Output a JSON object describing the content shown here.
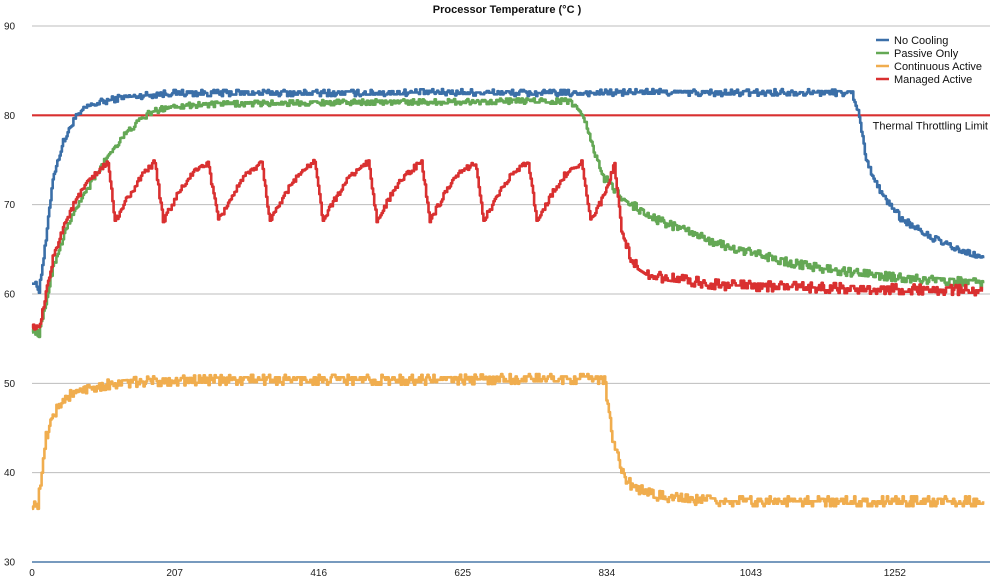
{
  "chart_data": {
    "type": "line",
    "title": "Processor Temperature (°C )",
    "xlabel": "",
    "ylabel": "",
    "xlim": [
      0,
      1390
    ],
    "ylim": [
      30,
      90
    ],
    "x_ticks": [
      0,
      207,
      416,
      625,
      834,
      1043,
      1252
    ],
    "x_tick_labels": [
      "0",
      "207",
      "416",
      "625",
      "834",
      "1043",
      "1252"
    ],
    "y_ticks": [
      30,
      40,
      50,
      60,
      70,
      80,
      90
    ],
    "y_tick_labels": [
      "30",
      "40",
      "50",
      "60",
      "70",
      "80",
      "90"
    ],
    "grid": "horizontal",
    "legend_position": "top-right",
    "reference_line": {
      "y": 80,
      "label": "Thermal Throttling Limit",
      "color": "#d93030"
    },
    "series": [
      {
        "name": "No Cooling",
        "color": "#3b6fa8",
        "x": [
          0,
          10,
          20,
          30,
          45,
          60,
          80,
          100,
          130,
          160,
          200,
          300,
          400,
          500,
          600,
          700,
          800,
          900,
          1000,
          1100,
          1190,
          1200,
          1210,
          1230,
          1260,
          1300,
          1340,
          1380
        ],
        "values": [
          61.5,
          60.5,
          66,
          73,
          77,
          79.5,
          81,
          81.5,
          82,
          82.2,
          82.5,
          82.5,
          82.5,
          82.5,
          82.6,
          82.5,
          82.5,
          82.6,
          82.5,
          82.6,
          82.5,
          80,
          75,
          71.5,
          68.5,
          66.5,
          65,
          64
        ]
      },
      {
        "name": "Passive Only",
        "color": "#64a855",
        "x": [
          0,
          10,
          20,
          30,
          50,
          70,
          90,
          110,
          130,
          150,
          170,
          200,
          250,
          300,
          400,
          500,
          600,
          700,
          780,
          800,
          815,
          830,
          860,
          900,
          950,
          1000,
          1050,
          1100,
          1150,
          1200,
          1250,
          1300,
          1350,
          1380
        ],
        "values": [
          56,
          55.5,
          59,
          63,
          67.5,
          70.5,
          73,
          75.5,
          77.5,
          79,
          80.3,
          81,
          81.2,
          81.3,
          81.4,
          81.5,
          81.5,
          81.6,
          81.6,
          80,
          76,
          73,
          70.5,
          68.5,
          67,
          65.5,
          64.5,
          63.5,
          62.8,
          62.3,
          61.9,
          61.6,
          61.4,
          61.2
        ]
      },
      {
        "name": "Continuous Active",
        "color": "#f0ad4e",
        "x": [
          0,
          8,
          14,
          20,
          30,
          50,
          80,
          120,
          160,
          200,
          300,
          400,
          500,
          600,
          700,
          790,
          830,
          842,
          855,
          870,
          900,
          950,
          1000,
          1100,
          1200,
          1300,
          1380
        ],
        "values": [
          36.5,
          36.5,
          40,
          44,
          46.5,
          48.5,
          49.5,
          50,
          50.2,
          50.3,
          50.4,
          50.4,
          50.4,
          50.4,
          50.5,
          50.5,
          50.5,
          44,
          40,
          38.5,
          37.5,
          37,
          36.8,
          36.8,
          36.8,
          36.8,
          36.8
        ]
      },
      {
        "name": "Managed Active",
        "color": "#d93030",
        "x": [
          0,
          10,
          20,
          30,
          45,
          60,
          80,
          100,
          110,
          120,
          140,
          160,
          178,
          190,
          210,
          230,
          255,
          270,
          290,
          310,
          333,
          345,
          365,
          385,
          410,
          422,
          442,
          462,
          488,
          500,
          520,
          540,
          565,
          577,
          597,
          617,
          643,
          655,
          675,
          695,
          720,
          732,
          752,
          772,
          797,
          810,
          830,
          845,
          855,
          870,
          900,
          950,
          1000,
          1100,
          1200,
          1300,
          1380
        ],
        "values": [
          56.5,
          56,
          60,
          64,
          67.5,
          70,
          72.5,
          74,
          74.8,
          68.2,
          71,
          73.3,
          74.8,
          68.2,
          71,
          73.3,
          74.8,
          68.2,
          71,
          73.3,
          74.8,
          68.2,
          71,
          73.3,
          74.8,
          68.2,
          71,
          73.3,
          74.8,
          68.2,
          71,
          73.3,
          74.8,
          68.2,
          71,
          73.3,
          74.8,
          68.2,
          71,
          73.3,
          74.8,
          68.2,
          71,
          73.3,
          74.8,
          68.2,
          71,
          74.5,
          67,
          63.5,
          62,
          61.5,
          61,
          60.8,
          60.6,
          60.5,
          60.4
        ]
      }
    ]
  }
}
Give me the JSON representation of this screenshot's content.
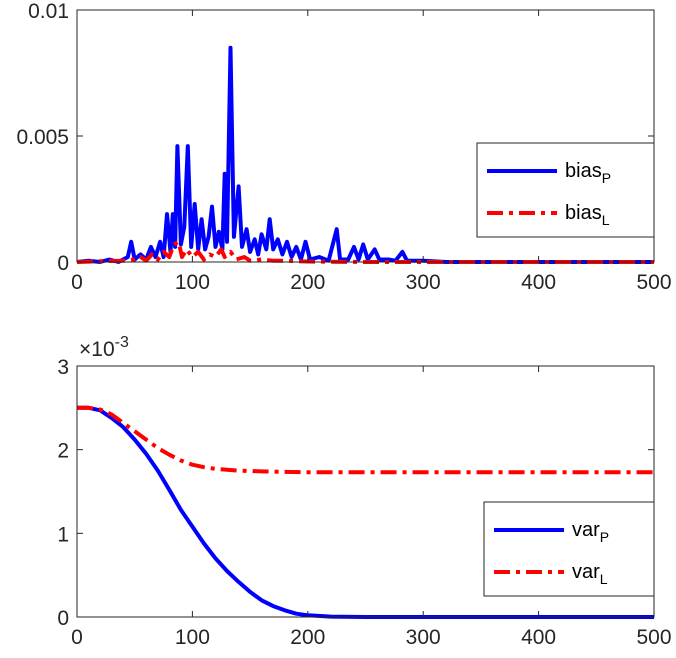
{
  "chart_data": [
    {
      "type": "line",
      "xlim": [
        0,
        500
      ],
      "ylim": [
        0,
        0.01
      ],
      "x_ticks": [
        "0",
        "100",
        "200",
        "300",
        "400",
        "500"
      ],
      "y_ticks": [
        "0",
        "0.005",
        "0.01"
      ],
      "y_tick_values": [
        0,
        0.005,
        0.01
      ],
      "grid": false,
      "legend_position": "right",
      "series": [
        {
          "name": "bias",
          "name_subscript": "P",
          "color": "#0000ff",
          "style": "solid",
          "points": [
            [
              0,
              0
            ],
            [
              10,
              5e-05
            ],
            [
              20,
              0
            ],
            [
              28,
              0.0001
            ],
            [
              36,
              0
            ],
            [
              44,
              0.0002
            ],
            [
              47,
              0.0008
            ],
            [
              50,
              0.0001
            ],
            [
              55,
              0.0003
            ],
            [
              60,
              0.0001
            ],
            [
              64,
              0.0006
            ],
            [
              68,
              0.0002
            ],
            [
              72,
              0.0008
            ],
            [
              75,
              0.0002
            ],
            [
              78,
              0.0019
            ],
            [
              81,
              0.0004
            ],
            [
              83,
              0.0019
            ],
            [
              85,
              0.0006
            ],
            [
              87,
              0.0046
            ],
            [
              90,
              0.0007
            ],
            [
              93,
              0.0014
            ],
            [
              96,
              0.0046
            ],
            [
              99,
              0.0006
            ],
            [
              102,
              0.0023
            ],
            [
              105,
              0.0005
            ],
            [
              108,
              0.0017
            ],
            [
              111,
              0.0005
            ],
            [
              114,
              0.001
            ],
            [
              117,
              0.0022
            ],
            [
              120,
              0.0006
            ],
            [
              123,
              0.0012
            ],
            [
              126,
              0.0005
            ],
            [
              128,
              0.0035
            ],
            [
              130,
              0.0008
            ],
            [
              133,
              0.0085
            ],
            [
              136,
              0.001
            ],
            [
              140,
              0.003
            ],
            [
              143,
              0.0006
            ],
            [
              147,
              0.0013
            ],
            [
              150,
              0.0004
            ],
            [
              154,
              0.0009
            ],
            [
              157,
              0.0003
            ],
            [
              160,
              0.0011
            ],
            [
              164,
              0.0005
            ],
            [
              167,
              0.0017
            ],
            [
              170,
              0.0005
            ],
            [
              174,
              0.0009
            ],
            [
              178,
              0.0003
            ],
            [
              182,
              0.0008
            ],
            [
              186,
              0.0002
            ],
            [
              190,
              0.0006
            ],
            [
              194,
              0.0001
            ],
            [
              198,
              0.0008
            ],
            [
              202,
              0.0001
            ],
            [
              210,
              0.0002
            ],
            [
              218,
              5e-05
            ],
            [
              225,
              0.0013
            ],
            [
              228,
              0.0001
            ],
            [
              235,
              0.0001
            ],
            [
              240,
              0.0006
            ],
            [
              244,
              0.0001
            ],
            [
              248,
              0.0007
            ],
            [
              252,
              0.0001
            ],
            [
              258,
              0.0005
            ],
            [
              262,
              0.0001
            ],
            [
              270,
              0.0001
            ],
            [
              276,
              5e-05
            ],
            [
              282,
              0.0004
            ],
            [
              286,
              5e-05
            ],
            [
              300,
              5e-05
            ],
            [
              320,
              0
            ],
            [
              360,
              0
            ],
            [
              400,
              0
            ],
            [
              450,
              0
            ],
            [
              500,
              0
            ]
          ]
        },
        {
          "name": "bias",
          "name_subscript": "L",
          "color": "#ff0000",
          "style": "dashdot",
          "points": [
            [
              0,
              0
            ],
            [
              20,
              3e-05
            ],
            [
              40,
              5e-05
            ],
            [
              50,
              0.0001
            ],
            [
              55,
              0.0002
            ],
            [
              60,
              5e-05
            ],
            [
              65,
              0.0003
            ],
            [
              70,
              0.0001
            ],
            [
              75,
              0.0004
            ],
            [
              80,
              0.0002
            ],
            [
              84,
              0.0007
            ],
            [
              88,
              0.0008
            ],
            [
              91,
              0.0002
            ],
            [
              95,
              0.0005
            ],
            [
              100,
              0.0002
            ],
            [
              105,
              0.0004
            ],
            [
              110,
              0.0001
            ],
            [
              115,
              0.0003
            ],
            [
              120,
              0.0002
            ],
            [
              125,
              0.0005
            ],
            [
              128,
              0.0002
            ],
            [
              133,
              0.0004
            ],
            [
              138,
              0.0001
            ],
            [
              145,
              0.0002
            ],
            [
              150,
              5e-05
            ],
            [
              160,
              0.0001
            ],
            [
              170,
              5e-05
            ],
            [
              180,
              5e-05
            ],
            [
              200,
              2e-05
            ],
            [
              250,
              0
            ],
            [
              300,
              0
            ],
            [
              400,
              0
            ],
            [
              500,
              0
            ]
          ]
        }
      ]
    },
    {
      "type": "line",
      "xlim": [
        0,
        500
      ],
      "ylim": [
        0,
        0.003
      ],
      "x_ticks": [
        "0",
        "100",
        "200",
        "300",
        "400",
        "500"
      ],
      "y_ticks": [
        "0",
        "1",
        "2",
        "3"
      ],
      "y_tick_values": [
        0,
        0.001,
        0.002,
        0.003
      ],
      "exponent_label": {
        "base": "×10",
        "power": "-3"
      },
      "grid": false,
      "legend_position": "bottom-right",
      "series": [
        {
          "name": "var",
          "name_subscript": "P",
          "color": "#0000ff",
          "style": "solid",
          "points": [
            [
              0,
              0.0025
            ],
            [
              10,
              0.0025
            ],
            [
              20,
              0.00247
            ],
            [
              30,
              0.00238
            ],
            [
              40,
              0.00227
            ],
            [
              50,
              0.00212
            ],
            [
              60,
              0.00195
            ],
            [
              70,
              0.00175
            ],
            [
              80,
              0.00152
            ],
            [
              90,
              0.00128
            ],
            [
              100,
              0.00108
            ],
            [
              110,
              0.00088
            ],
            [
              120,
              0.0007
            ],
            [
              130,
              0.00055
            ],
            [
              140,
              0.00042
            ],
            [
              150,
              0.0003
            ],
            [
              160,
              0.0002
            ],
            [
              170,
              0.00013
            ],
            [
              180,
              8e-05
            ],
            [
              190,
              4e-05
            ],
            [
              200,
              2e-05
            ],
            [
              220,
              5e-06
            ],
            [
              250,
              0
            ],
            [
              300,
              0
            ],
            [
              400,
              0
            ],
            [
              500,
              0
            ]
          ]
        },
        {
          "name": "var",
          "name_subscript": "L",
          "color": "#ff0000",
          "style": "dashdot",
          "points": [
            [
              0,
              0.0025
            ],
            [
              10,
              0.0025
            ],
            [
              20,
              0.00248
            ],
            [
              30,
              0.00242
            ],
            [
              40,
              0.00232
            ],
            [
              50,
              0.00222
            ],
            [
              60,
              0.00212
            ],
            [
              70,
              0.00202
            ],
            [
              80,
              0.00194
            ],
            [
              90,
              0.00187
            ],
            [
              100,
              0.00182
            ],
            [
              110,
              0.00179
            ],
            [
              120,
              0.00177
            ],
            [
              140,
              0.00175
            ],
            [
              160,
              0.00174
            ],
            [
              200,
              0.00173
            ],
            [
              300,
              0.00173
            ],
            [
              400,
              0.00173
            ],
            [
              500,
              0.00173
            ]
          ]
        }
      ]
    }
  ]
}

========

• _PROMPT_:
List the lines of the material in which the word "Active" occurs.

• _RESULT BELOW_:
        "name": "Continuous Active",
        "name": "Managed Active",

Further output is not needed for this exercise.